Write out the data again exactly, skipping every picture.

========

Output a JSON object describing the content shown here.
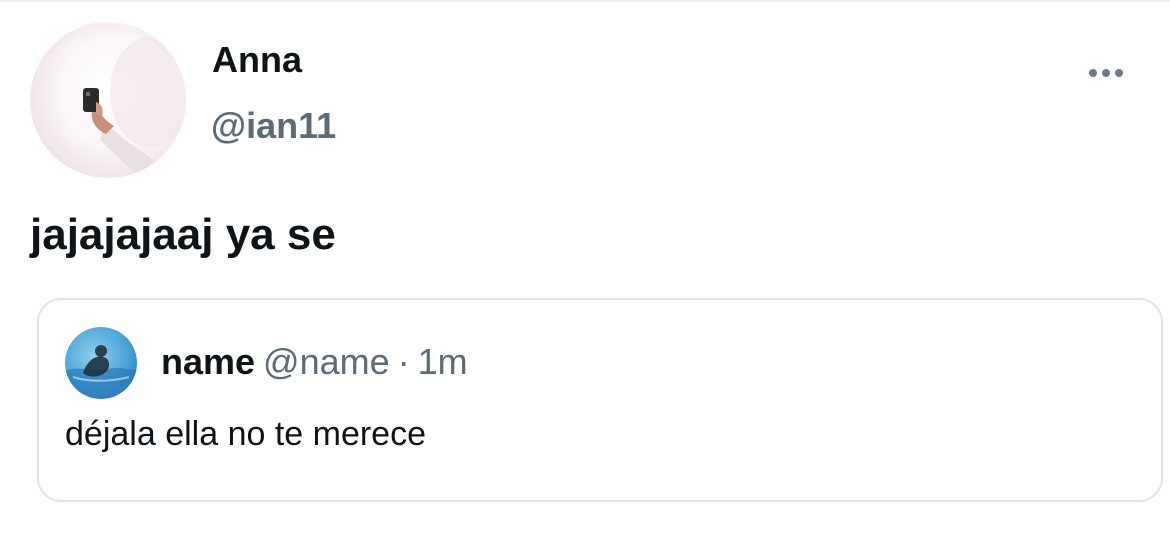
{
  "tweet": {
    "author": {
      "display_name": "Anna",
      "handle": "@ian11",
      "avatar_icon": "avatar-photo"
    },
    "more_icon": "more-horizontal-icon",
    "text": "jajajajaaj ya se"
  },
  "quoted_tweet": {
    "author": {
      "display_name": "name",
      "handle": "@name",
      "avatar_icon": "avatar-photo"
    },
    "separator": "·",
    "time": "1m",
    "text": "déjala ella no te merece"
  },
  "colors": {
    "text_primary": "#0f1419",
    "text_secondary": "#5b6b78",
    "card_border": "#dfe4e8"
  }
}
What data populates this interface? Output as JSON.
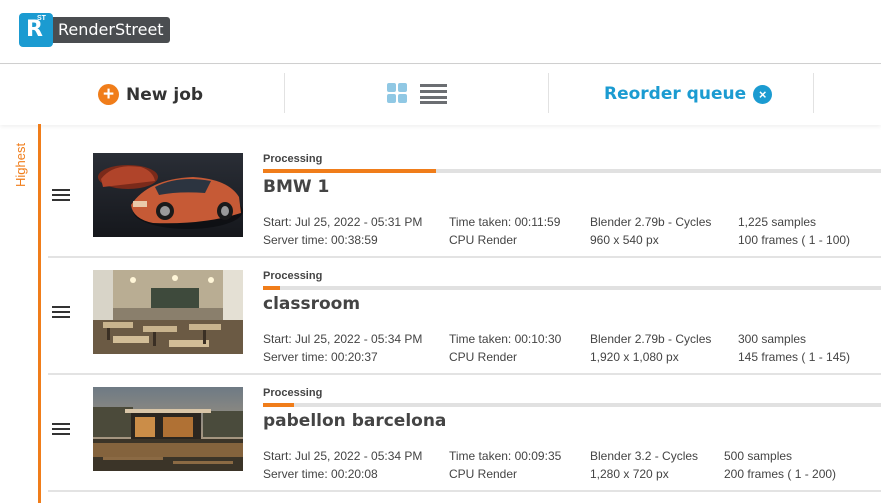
{
  "brand": {
    "logo_mark": "R",
    "logo_superscript": "ST",
    "name": "RenderStreet",
    "accent": "#1b9bd1",
    "orange": "#f07d1a"
  },
  "toolbar": {
    "new_job_label": "New job",
    "new_job_icon": "+",
    "reorder_label": "Reorder queue",
    "reorder_icon": "×"
  },
  "priority_label": "Highest",
  "jobs": [
    {
      "status": "Processing",
      "progress": 0.28,
      "name": "BMW 1",
      "start": "Start: Jul 25, 2022 - 05:31 PM",
      "server_time": "Server time: 00:38:59",
      "time_taken": "Time taken: 00:11:59",
      "render_type": "CPU Render",
      "engine": "Blender 2.79b - Cycles",
      "resolution": "960 x 540 px",
      "samples": "1,225 samples",
      "frames": "100 frames ( 1 - 100)"
    },
    {
      "status": "Processing",
      "progress": 0.027,
      "name": "classroom",
      "start": "Start: Jul 25, 2022 - 05:34 PM",
      "server_time": "Server time: 00:20:37",
      "time_taken": "Time taken: 00:10:30",
      "render_type": "CPU Render",
      "engine": "Blender 2.79b - Cycles",
      "resolution": "1,920 x 1,080 px",
      "samples": "300 samples",
      "frames": "145 frames ( 1 - 145)"
    },
    {
      "status": "Processing",
      "progress": 0.05,
      "name": "pabellon barcelona",
      "start": "Start: Jul 25, 2022 - 05:34 PM",
      "server_time": "Server time: 00:20:08",
      "time_taken": "Time taken: 00:09:35",
      "render_type": "CPU Render",
      "engine": "Blender 3.2 - Cycles",
      "resolution": "1,280 x 720 px",
      "samples": "500 samples",
      "frames": "200 frames ( 1 - 200)"
    }
  ]
}
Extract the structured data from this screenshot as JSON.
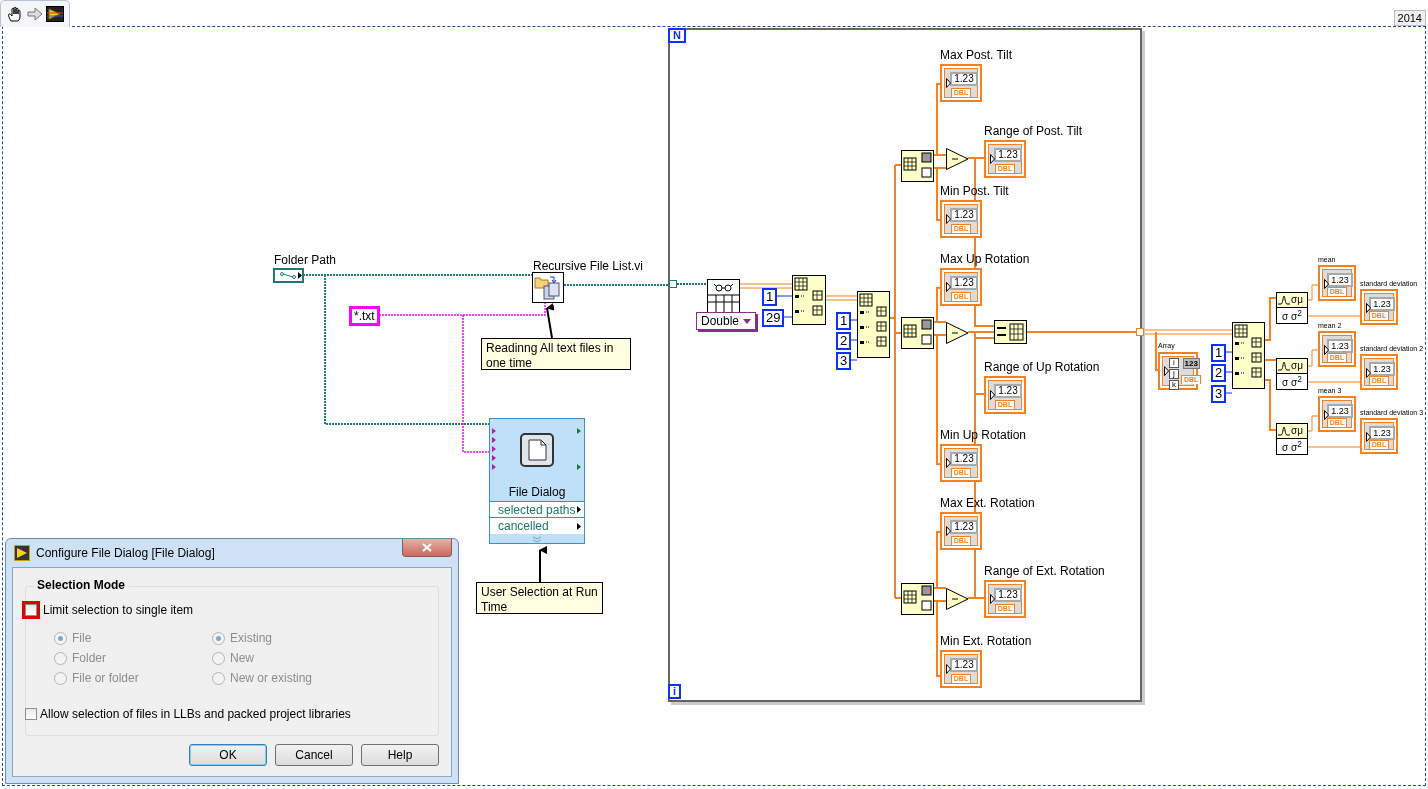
{
  "toolbar": {
    "version": "2014"
  },
  "folder_path": {
    "label": "Folder Path"
  },
  "subvi": {
    "label": "Recursive File List.vi"
  },
  "pattern": {
    "value": "*.txt"
  },
  "comments": [
    "Readinng All text files in one time",
    "User Selection at Run Time"
  ],
  "file_dialog": {
    "title": "File Dialog",
    "outputs": [
      "selected paths",
      "cancelled"
    ]
  },
  "loop": {
    "count_terminal": "N",
    "iteration_terminal": "i"
  },
  "read_spreadsheet": {
    "type": "Double"
  },
  "constants": [
    "1",
    "29",
    "1",
    "2",
    "3",
    "1",
    "2",
    "3"
  ],
  "loop_indicators": [
    {
      "label": "Max Post. Tilt",
      "value": "1.23",
      "type": "DBL"
    },
    {
      "label": "Range of Post. Tilt",
      "value": "1.23",
      "type": "DBL"
    },
    {
      "label": "Min Post. Tilt",
      "value": "1.23",
      "type": "DBL"
    },
    {
      "label": "Max Up Rotation",
      "value": "1.23",
      "type": "DBL"
    },
    {
      "label": "Range of Up Rotation",
      "value": "1.23",
      "type": "DBL"
    },
    {
      "label": "Min Up Rotation",
      "value": "1.23",
      "type": "DBL"
    },
    {
      "label": "Max Ext. Rotation",
      "value": "1.23",
      "type": "DBL"
    },
    {
      "label": "Range of Ext. Rotation",
      "value": "1.23",
      "type": "DBL"
    },
    {
      "label": "Min Ext. Rotation",
      "value": "1.23",
      "type": "DBL"
    }
  ],
  "array_indicator": {
    "label": "Array",
    "indices": [
      "i",
      "j",
      "k"
    ],
    "value": "123",
    "type": "DBL"
  },
  "statistics": [
    {
      "top": "σμ",
      "bottom": "σ σ$^{2}$"
    },
    {
      "top": "σμ",
      "bottom": "σ σ$^{2}$"
    },
    {
      "top": "σμ",
      "bottom": "σ σ$^{2}$"
    }
  ],
  "stat_indicators": [
    {
      "label": "mean",
      "value": "1.23",
      "type": "DBL"
    },
    {
      "label": "standard deviation",
      "value": "1.23",
      "type": "DBL"
    },
    {
      "label": "mean 2",
      "value": "1.23",
      "type": "DBL"
    },
    {
      "label": "standard deviation 2",
      "value": "1.23",
      "type": "DBL"
    },
    {
      "label": "mean 3",
      "value": "1.23",
      "type": "DBL"
    },
    {
      "label": "standard deviation 3",
      "value": "1.23",
      "type": "DBL"
    }
  ],
  "dialog": {
    "title": "Configure File Dialog [File Dialog]",
    "group": "Selection Mode",
    "limit_single": {
      "label": "Limit selection to single item",
      "checked": false,
      "highlighted": true
    },
    "type_options": [
      {
        "label": "File",
        "selected": true,
        "disabled": true
      },
      {
        "label": "Folder",
        "selected": false,
        "disabled": true
      },
      {
        "label": "File or folder",
        "selected": false,
        "disabled": true
      }
    ],
    "existence_options": [
      {
        "label": "Existing",
        "selected": true,
        "disabled": true
      },
      {
        "label": "New",
        "selected": false,
        "disabled": true
      },
      {
        "label": "New or existing",
        "selected": false,
        "disabled": true
      }
    ],
    "allow_llb": {
      "label": "Allow selection of files in LLBs and packed project libraries",
      "checked": false
    },
    "buttons": [
      {
        "label": "OK",
        "default": true
      },
      {
        "label": "Cancel",
        "default": false
      },
      {
        "label": "Help",
        "default": false
      }
    ]
  }
}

========

Complete response:
Output a JSON object describing the content shown here.
{
  "tweet": {
    "author": {
      "display_name": "Anna",
      "handle": "@ian11",
      "avatar_icon": "avatar-photo"
    },
    "more_icon": "more-horizontal-icon",
    "text": "jajajajaaj ya se"
  },
  "quoted_tweet": {
    "author": {
      "display_name": "name",
      "handle": "@name",
      "avatar_icon": "avatar-photo"
    },
    "separator": "·",
    "time": "1m",
    "text": "déjala ella no te merece"
  },
  "colors": {
    "text_primary": "#0f1419",
    "text_secondary": "#5b6b78",
    "card_border": "#dfe4e8"
  }
}
What data populates this interface? Output as JSON.
{
  "brand": {
    "logo_mark": "R",
    "logo_superscript": "ST",
    "name": "RenderStreet",
    "accent": "#1b9bd1",
    "orange": "#f07d1a"
  },
  "toolbar": {
    "new_job_label": "New job",
    "new_job_icon": "+",
    "reorder_label": "Reorder queue",
    "reorder_icon": "×"
  },
  "priority_label": "Highest",
  "jobs": [
    {
      "status": "Processing",
      "progress": 0.28,
      "name": "BMW 1",
      "start": "Start: Jul 25, 2022 - 05:31 PM",
      "server_time": "Server time: 00:38:59",
      "time_taken": "Time taken: 00:11:59",
      "render_type": "CPU Render",
      "engine": "Blender 2.79b - Cycles",
      "resolution": "960 x 540 px",
      "samples": "1,225 samples",
      "frames": "100 frames ( 1 - 100)"
    },
    {
      "status": "Processing",
      "progress": 0.027,
      "name": "classroom",
      "start": "Start: Jul 25, 2022 - 05:34 PM",
      "server_time": "Server time: 00:20:37",
      "time_taken": "Time taken: 00:10:30",
      "render_type": "CPU Render",
      "engine": "Blender 2.79b - Cycles",
      "resolution": "1,920 x 1,080 px",
      "samples": "300 samples",
      "frames": "145 frames ( 1 - 145)"
    },
    {
      "status": "Processing",
      "progress": 0.05,
      "name": "pabellon barcelona",
      "start": "Start: Jul 25, 2022 - 05:34 PM",
      "server_time": "Server time: 00:20:08",
      "time_taken": "Time taken: 00:09:35",
      "render_type": "CPU Render",
      "engine": "Blender 3.2 - Cycles",
      "resolution": "1,280 x 720 px",
      "samples": "500 samples",
      "frames": "200 frames ( 1 - 200)"
    }
  ]
}
Extract the structured data from this screenshot as JSON.
{
  "toolbar": {
    "version": "2014"
  },
  "folder_path": {
    "label": "Folder Path"
  },
  "subvi": {
    "label": "Recursive File List.vi"
  },
  "pattern": {
    "value": "*.txt"
  },
  "comments": [
    "Readinng All text files in one time",
    "User Selection at Run Time"
  ],
  "file_dialog": {
    "title": "File Dialog",
    "outputs": [
      "selected paths",
      "cancelled"
    ]
  },
  "loop": {
    "count_terminal": "N",
    "iteration_terminal": "i"
  },
  "read_spreadsheet": {
    "type": "Double"
  },
  "constants": [
    "1",
    "29",
    "1",
    "2",
    "3",
    "1",
    "2",
    "3"
  ],
  "loop_indicators": [
    {
      "label": "Max Post. Tilt",
      "value": "1.23",
      "type": "DBL"
    },
    {
      "label": "Range of Post. Tilt",
      "value": "1.23",
      "type": "DBL"
    },
    {
      "label": "Min Post. Tilt",
      "value": "1.23",
      "type": "DBL"
    },
    {
      "label": "Max Up Rotation",
      "value": "1.23",
      "type": "DBL"
    },
    {
      "label": "Range of Up Rotation",
      "value": "1.23",
      "type": "DBL"
    },
    {
      "label": "Min Up Rotation",
      "value": "1.23",
      "type": "DBL"
    },
    {
      "label": "Max Ext. Rotation",
      "value": "1.23",
      "type": "DBL"
    },
    {
      "label": "Range of Ext. Rotation",
      "value": "1.23",
      "type": "DBL"
    },
    {
      "label": "Min Ext. Rotation",
      "value": "1.23",
      "type": "DBL"
    }
  ],
  "array_indicator": {
    "label": "Array",
    "indices": [
      "i",
      "j",
      "k"
    ],
    "value": "123",
    "type": "DBL"
  },
  "statistics": [
    {
      "top": "σμ",
      "bottom": "σ σ$^{2}$"
    },
    {
      "top": "σμ",
      "bottom": "σ σ$^{2}$"
    },
    {
      "top": "σμ",
      "bottom": "σ σ$^{2}$"
    }
  ],
  "stat_indicators": [
    {
      "label": "mean",
      "value": "1.23",
      "type": "DBL"
    },
    {
      "label": "standard deviation",
      "value": "1.23",
      "type": "DBL"
    },
    {
      "label": "mean 2",
      "value": "1.23",
      "type": "DBL"
    },
    {
      "label": "standard deviation 2",
      "value": "1.23",
      "type": "DBL"
    },
    {
      "label": "mean 3",
      "value": "1.23",
      "type": "DBL"
    },
    {
      "label": "standard deviation 3",
      "value": "1.23",
      "type": "DBL"
    }
  ],
  "dialog": {
    "title": "Configure File Dialog [File Dialog]",
    "group": "Selection Mode",
    "limit_single": {
      "label": "Limit selection to single item",
      "checked": false,
      "highlighted": true
    },
    "type_options": [
      {
        "label": "File",
        "selected": true,
        "disabled": true
      },
      {
        "label": "Folder",
        "selected": false,
        "disabled": true
      },
      {
        "label": "File or folder",
        "selected": false,
        "disabled": true
      }
    ],
    "existence_options": [
      {
        "label": "Existing",
        "selected": true,
        "disabled": true
      },
      {
        "label": "New",
        "selected": false,
        "disabled": true
      },
      {
        "label": "New or existing",
        "selected": false,
        "disabled": true
      }
    ],
    "allow_llb": {
      "label": "Allow selection of files in LLBs and packed project libraries",
      "checked": false
    },
    "buttons": [
      {
        "label": "OK",
        "default": true
      },
      {
        "label": "Cancel",
        "default": false
      },
      {
        "label": "Help",
        "default": false
      }
    ]
  }
}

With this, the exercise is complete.